-- Exercise details --
Please rewrite the data between the lines holding "Give me the" and "printer-icon [18, 140, 28, 150]", inclusive, with "device-name" replaced by "device-label" and everything else unchanged. Leave the pictures out of your answer.

-- Data records --

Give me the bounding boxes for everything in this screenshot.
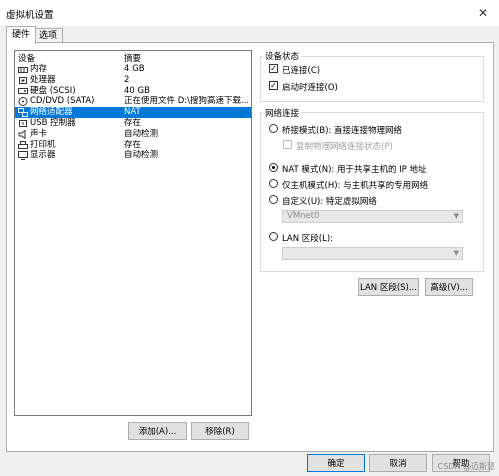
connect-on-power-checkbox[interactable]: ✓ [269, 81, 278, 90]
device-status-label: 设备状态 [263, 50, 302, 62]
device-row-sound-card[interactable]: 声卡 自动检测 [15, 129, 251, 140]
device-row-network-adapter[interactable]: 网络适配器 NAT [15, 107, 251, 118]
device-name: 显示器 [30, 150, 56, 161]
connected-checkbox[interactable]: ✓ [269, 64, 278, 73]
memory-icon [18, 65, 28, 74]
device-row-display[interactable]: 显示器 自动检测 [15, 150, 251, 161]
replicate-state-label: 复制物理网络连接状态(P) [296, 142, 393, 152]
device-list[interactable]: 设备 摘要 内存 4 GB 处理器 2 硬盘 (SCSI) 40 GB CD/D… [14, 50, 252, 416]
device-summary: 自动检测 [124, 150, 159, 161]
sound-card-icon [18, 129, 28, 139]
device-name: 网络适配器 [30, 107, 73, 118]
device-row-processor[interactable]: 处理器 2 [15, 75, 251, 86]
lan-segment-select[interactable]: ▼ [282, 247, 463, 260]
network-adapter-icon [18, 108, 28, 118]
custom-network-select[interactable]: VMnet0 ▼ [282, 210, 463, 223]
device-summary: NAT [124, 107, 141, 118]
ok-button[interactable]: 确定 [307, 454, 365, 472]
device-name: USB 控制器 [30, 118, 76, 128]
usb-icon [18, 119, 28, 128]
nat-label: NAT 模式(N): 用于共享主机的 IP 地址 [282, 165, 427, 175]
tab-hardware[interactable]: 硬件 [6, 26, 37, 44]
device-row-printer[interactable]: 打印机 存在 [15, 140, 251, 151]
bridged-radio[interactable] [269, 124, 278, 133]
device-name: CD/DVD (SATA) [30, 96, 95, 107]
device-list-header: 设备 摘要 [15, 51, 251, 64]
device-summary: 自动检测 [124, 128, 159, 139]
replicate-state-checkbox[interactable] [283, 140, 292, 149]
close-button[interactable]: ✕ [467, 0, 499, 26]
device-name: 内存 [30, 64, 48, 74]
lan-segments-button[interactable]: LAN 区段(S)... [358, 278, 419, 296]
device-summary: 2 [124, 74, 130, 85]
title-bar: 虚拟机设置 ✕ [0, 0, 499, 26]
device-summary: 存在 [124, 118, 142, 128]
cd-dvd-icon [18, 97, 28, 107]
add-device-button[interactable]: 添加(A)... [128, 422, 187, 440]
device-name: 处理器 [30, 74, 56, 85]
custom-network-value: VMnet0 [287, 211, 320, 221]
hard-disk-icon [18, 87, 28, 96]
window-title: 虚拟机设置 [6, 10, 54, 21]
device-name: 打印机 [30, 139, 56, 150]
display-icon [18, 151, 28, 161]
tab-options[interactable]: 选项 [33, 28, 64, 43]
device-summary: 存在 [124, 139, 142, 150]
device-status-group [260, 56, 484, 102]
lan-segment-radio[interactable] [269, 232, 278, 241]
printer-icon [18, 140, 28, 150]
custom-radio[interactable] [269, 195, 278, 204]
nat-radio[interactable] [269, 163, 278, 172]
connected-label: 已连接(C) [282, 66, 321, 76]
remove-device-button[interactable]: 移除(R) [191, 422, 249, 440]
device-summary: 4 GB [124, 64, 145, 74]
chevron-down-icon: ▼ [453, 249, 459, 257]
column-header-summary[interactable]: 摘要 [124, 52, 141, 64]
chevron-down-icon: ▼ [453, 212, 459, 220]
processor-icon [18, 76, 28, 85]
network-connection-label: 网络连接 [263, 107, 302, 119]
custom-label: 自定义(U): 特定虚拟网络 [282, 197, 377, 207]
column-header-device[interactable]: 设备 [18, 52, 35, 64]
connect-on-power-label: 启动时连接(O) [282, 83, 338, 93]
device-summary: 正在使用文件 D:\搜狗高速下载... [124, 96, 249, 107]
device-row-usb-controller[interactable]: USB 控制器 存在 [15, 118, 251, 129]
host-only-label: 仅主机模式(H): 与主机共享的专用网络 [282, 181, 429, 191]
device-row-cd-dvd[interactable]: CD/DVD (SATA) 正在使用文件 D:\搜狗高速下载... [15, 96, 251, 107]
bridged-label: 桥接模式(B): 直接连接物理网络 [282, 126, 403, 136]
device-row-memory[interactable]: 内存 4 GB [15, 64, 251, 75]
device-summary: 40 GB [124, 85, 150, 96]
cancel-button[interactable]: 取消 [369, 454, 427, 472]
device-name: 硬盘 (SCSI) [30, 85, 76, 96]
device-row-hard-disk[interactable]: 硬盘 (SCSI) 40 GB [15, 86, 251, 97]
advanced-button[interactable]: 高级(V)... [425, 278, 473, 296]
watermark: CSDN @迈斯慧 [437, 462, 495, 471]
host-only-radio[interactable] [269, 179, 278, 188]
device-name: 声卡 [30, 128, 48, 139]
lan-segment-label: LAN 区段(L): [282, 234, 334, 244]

* * *

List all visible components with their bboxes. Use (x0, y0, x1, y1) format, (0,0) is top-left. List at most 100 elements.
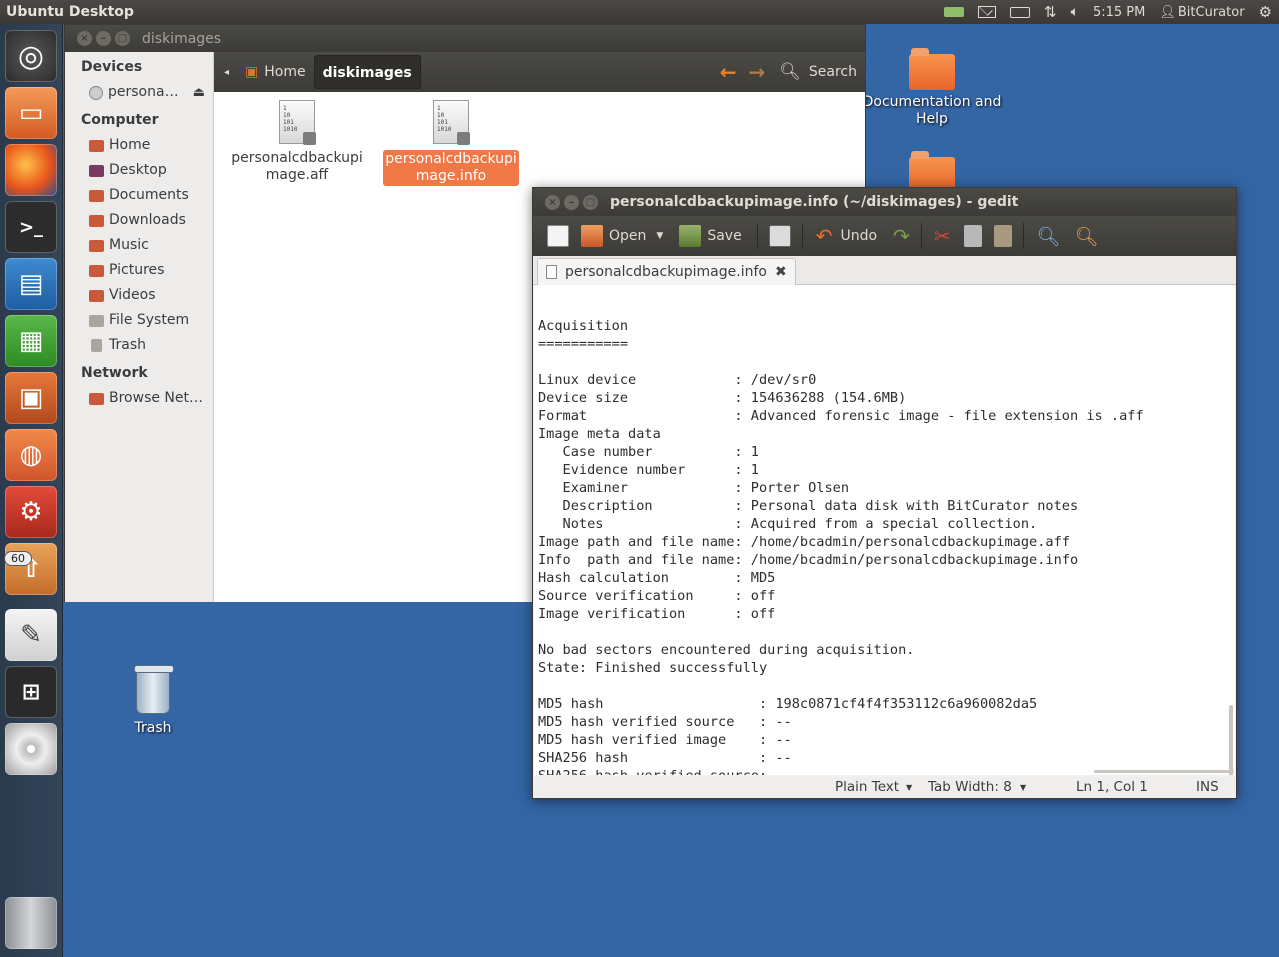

-- Exercise output --
Give me the bounding boxes for everything in this screenshot.
connect-on-power-checkbox[interactable]: ✓ [269, 81, 278, 90]
device-status-label: 设备状态 [263, 50, 302, 62]
device-row-sound-card[interactable]: 声卡 自动检测 [15, 129, 251, 140]
device-row-network-adapter[interactable]: 网络适配器 NAT [15, 107, 251, 118]
device-label: 显示器 [30, 150, 56, 161]
connected-checkbox[interactable]: ✓ [269, 64, 278, 73]
memory-icon [18, 65, 28, 74]
device-row-display[interactable]: 显示器 自动检测 [15, 150, 251, 161]
replicate-state-label: 复制物理网络连接状态(P) [296, 142, 393, 152]
device-list[interactable]: 设备 摘要 内存 4 GB 处理器 2 硬盘 (SCSI) 40 GB CD/D… [14, 50, 252, 416]
device-summary: 自动检测 [124, 150, 159, 161]
sound-card-icon [18, 129, 28, 139]
device-label: 网络适配器 [30, 107, 73, 118]
device-row-processor[interactable]: 处理器 2 [15, 75, 251, 86]
lan-segment-select[interactable]: ▼ [282, 247, 463, 260]
network-adapter-icon [18, 108, 28, 118]
custom-network-select[interactable]: VMnet0 ▼ [282, 210, 463, 223]
device-summary: NAT [124, 107, 141, 118]
ok-button[interactable]: 确定 [307, 454, 365, 472]
device-label: USB 控制器 [30, 118, 76, 128]
usb-icon [18, 119, 28, 128]
nat-label: NAT 模式(N): 用于共享主机的 IP 地址 [282, 165, 427, 175]
tab-hardware[interactable]: 硬件 [6, 26, 37, 44]
device-row-printer[interactable]: 打印机 存在 [15, 140, 251, 151]
bridged-radio[interactable] [269, 124, 278, 133]
device-label: CD/DVD (SATA) [30, 96, 95, 107]
device-list-header: 设备 摘要 [15, 51, 251, 64]
device-summary: 自动检测 [124, 128, 159, 139]
replicate-state-checkbox[interactable] [283, 140, 292, 149]
close-button[interactable]: ✕ [467, 0, 499, 26]
device-label: 内存 [30, 64, 48, 74]
lan-segments-button[interactable]: LAN 区段(S)... [358, 278, 419, 296]
device-summary: 2 [124, 74, 130, 85]
title-bar: 虚拟机设置 ✕ [0, 0, 499, 26]
device-summary: 存在 [124, 118, 142, 128]
cd-dvd-icon [18, 97, 28, 107]
add-device-button[interactable]: 添加(A)... [128, 422, 187, 440]
device-label: 处理器 [30, 74, 56, 85]
custom-network-value: VMnet0 [287, 211, 320, 221]
hard-disk-icon [18, 87, 28, 96]
window-title: 虚拟机设置 [6, 10, 54, 21]
device-label: 打印机 [30, 139, 56, 150]
display-icon [18, 151, 28, 161]
tab-options[interactable]: 选项 [33, 28, 64, 43]
device-summary: 存在 [124, 139, 142, 150]
device-status-group [260, 56, 484, 102]
lan-segment-radio[interactable] [269, 232, 278, 241]
printer-icon [18, 140, 28, 150]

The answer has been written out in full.